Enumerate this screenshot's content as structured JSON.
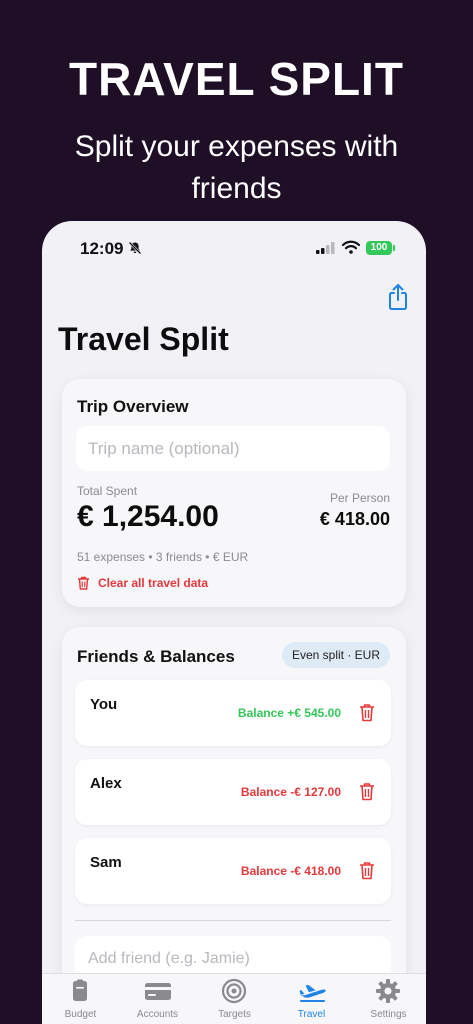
{
  "promo": {
    "title": "TRAVEL SPLIT",
    "subtitle": "Split your expenses with friends"
  },
  "status_bar": {
    "time": "12:09",
    "battery": "100"
  },
  "header": {
    "title": "Travel Split",
    "share_icon": "share-icon"
  },
  "overview": {
    "title": "Trip Overview",
    "trip_name_value": "",
    "trip_name_placeholder": "Trip name (optional)",
    "total_label": "Total Spent",
    "total_value": "€ 1,254.00",
    "per_person_label": "Per Person",
    "per_person_value": "€ 418.00",
    "meta": "51 expenses • 3 friends • € EUR",
    "clear_label": "Clear all travel data"
  },
  "friends": {
    "title": "Friends & Balances",
    "badge": "Even split · EUR",
    "items": [
      {
        "name": "You",
        "balance": "Balance +€ 545.00",
        "status": "positive"
      },
      {
        "name": "Alex",
        "balance": "Balance -€ 127.00",
        "status": "negative"
      },
      {
        "name": "Sam",
        "balance": "Balance -€ 418.00",
        "status": "negative"
      }
    ],
    "add_placeholder": "Add friend (e.g. Jamie)"
  },
  "tabs": [
    {
      "label": "Budget",
      "icon": "budget-icon",
      "active": false
    },
    {
      "label": "Accounts",
      "icon": "accounts-icon",
      "active": false
    },
    {
      "label": "Targets",
      "icon": "targets-icon",
      "active": false
    },
    {
      "label": "Travel",
      "icon": "travel-icon",
      "active": true
    },
    {
      "label": "Settings",
      "icon": "settings-icon",
      "active": false
    }
  ],
  "colors": {
    "background": "#1e0f26",
    "accent": "#1f84e3",
    "positive": "#34c759",
    "negative": "#e5383b"
  }
}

==============================

Work to be completed —
Do not include the images; transcribe the rest of the listing exactly.

Output of the exercise —
Enumerate this screenshot's content as structured JSON.
{
  "promo": {
    "title": "TRAVEL SPLIT",
    "subtitle": "Split your expenses with friends"
  },
  "status_bar": {
    "time": "12:09",
    "battery": "100"
  },
  "header": {
    "title": "Travel Split",
    "share_icon": "share-icon"
  },
  "overview": {
    "title": "Trip Overview",
    "trip_name_value": "",
    "trip_name_placeholder": "Trip name (optional)",
    "total_label": "Total Spent",
    "total_value": "€ 1,254.00",
    "per_person_label": "Per Person",
    "per_person_value": "€ 418.00",
    "meta": "51 expenses • 3 friends • € EUR",
    "clear_label": "Clear all travel data"
  },
  "friends": {
    "title": "Friends & Balances",
    "badge": "Even split · EUR",
    "items": [
      {
        "name": "You",
        "balance": "Balance +€ 545.00",
        "status": "positive"
      },
      {
        "name": "Alex",
        "balance": "Balance -€ 127.00",
        "status": "negative"
      },
      {
        "name": "Sam",
        "balance": "Balance -€ 418.00",
        "status": "negative"
      }
    ],
    "add_placeholder": "Add friend (e.g. Jamie)"
  },
  "tabs": [
    {
      "label": "Budget",
      "icon": "budget-icon",
      "active": false
    },
    {
      "label": "Accounts",
      "icon": "accounts-icon",
      "active": false
    },
    {
      "label": "Targets",
      "icon": "targets-icon",
      "active": false
    },
    {
      "label": "Travel",
      "icon": "travel-icon",
      "active": true
    },
    {
      "label": "Settings",
      "icon": "settings-icon",
      "active": false
    }
  ],
  "colors": {
    "background": "#1e0f26",
    "accent": "#1f84e3",
    "positive": "#34c759",
    "negative": "#e5383b"
  }
}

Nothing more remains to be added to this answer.